Selected text:

[start]

There is a more direct way to get this result.
The normal bundle to a complex submanifold of a Calabi-Yau
is a $U(n)$ bundle, and so always admits a $\mbox{Spin}^c$ structure
\cite[appendix D]{lm}.





\subsection{Special Lagrangian submanifolds}

Special Lagrangian submanifolds are calibrated submanifolds
defined by a calibration $\phi$ equal to the real part of the
holomorphic $n$-form
trivializing the canonical bundle of the Calabi-Yau.
(It can be shown \cite[section III.1]{hl} that a submanifold
is special Lagrangian if and only if it is Lagrangian and 
the restriction of the imaginary part of the holomorphic $n$-form
vanishes.)



In general one does not expect the special Lagrangian submanifolds
of any Calabi-Yau to have $\mbox{Spin}^c$ normal bundles, but
in the special case of low-dimensional Calabi-Yau's (in particular, Calabi-Yau's
of complex dimension less than five) we shall see that the normal
bundle to any special Lagrangian submanifold is $\mbox{Spin}^c$.

[end]

Exercises to complete:
A - Summarize the geometry excerpt in two sentences.
B - In the geometry excerpt, what kind of bundle is the normal bundle to a complex submanifold of a Calabi-Yau?
C - Please extract the part of the geometry excerpt between "Special Lagrangian submanifolds are" and "of the Calabi-Yau.", inclusive.
The lines after the geometry excerpt have no role in this work.

Dataset content:
[start]

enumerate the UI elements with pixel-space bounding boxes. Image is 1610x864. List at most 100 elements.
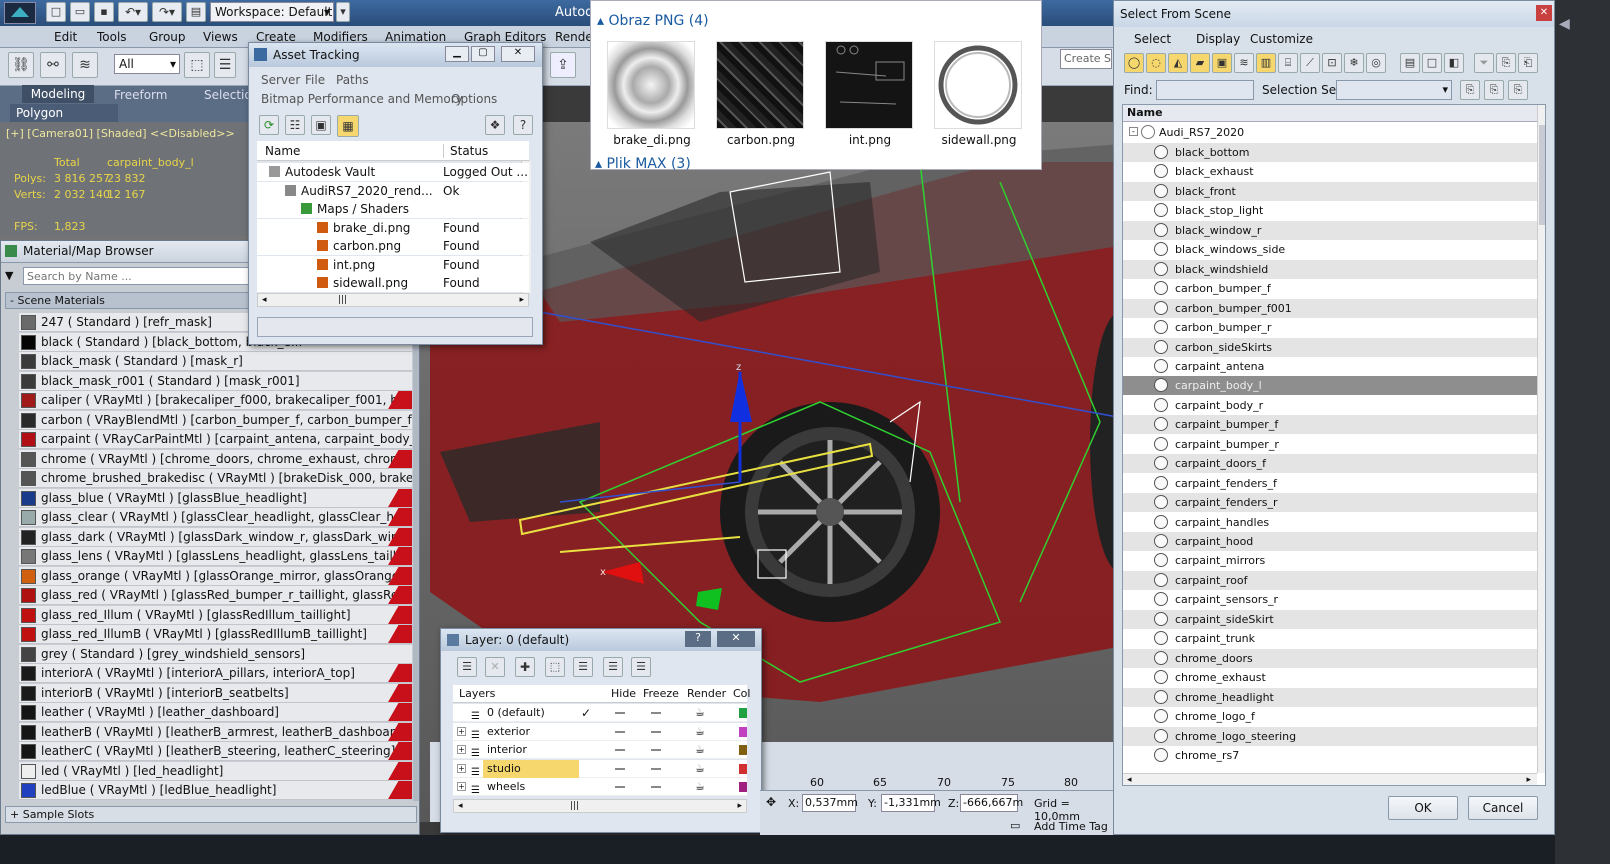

[end]

Results by task:
A - The normal bundle to a complex submanifold of a Calabi-Yau is a U(n) bundle, so it always admits a Spin^c structure. Special Lagrangian submanifolds are calibrated submanifolds defined by the real part of the holomorphic n-form trivializing the canonical bundle, and in Calabi-Yau's of complex dimension less than five their normal bundles are Spin^c.

B - A U(n) bundle.

C -
Special Lagrangian submanifolds are calibrated submanifolds
defined by a calibration $\phi$ equal to the real part of the
holomorphic $n$-form
trivializing the canonical bundle of the Calabi-Yau.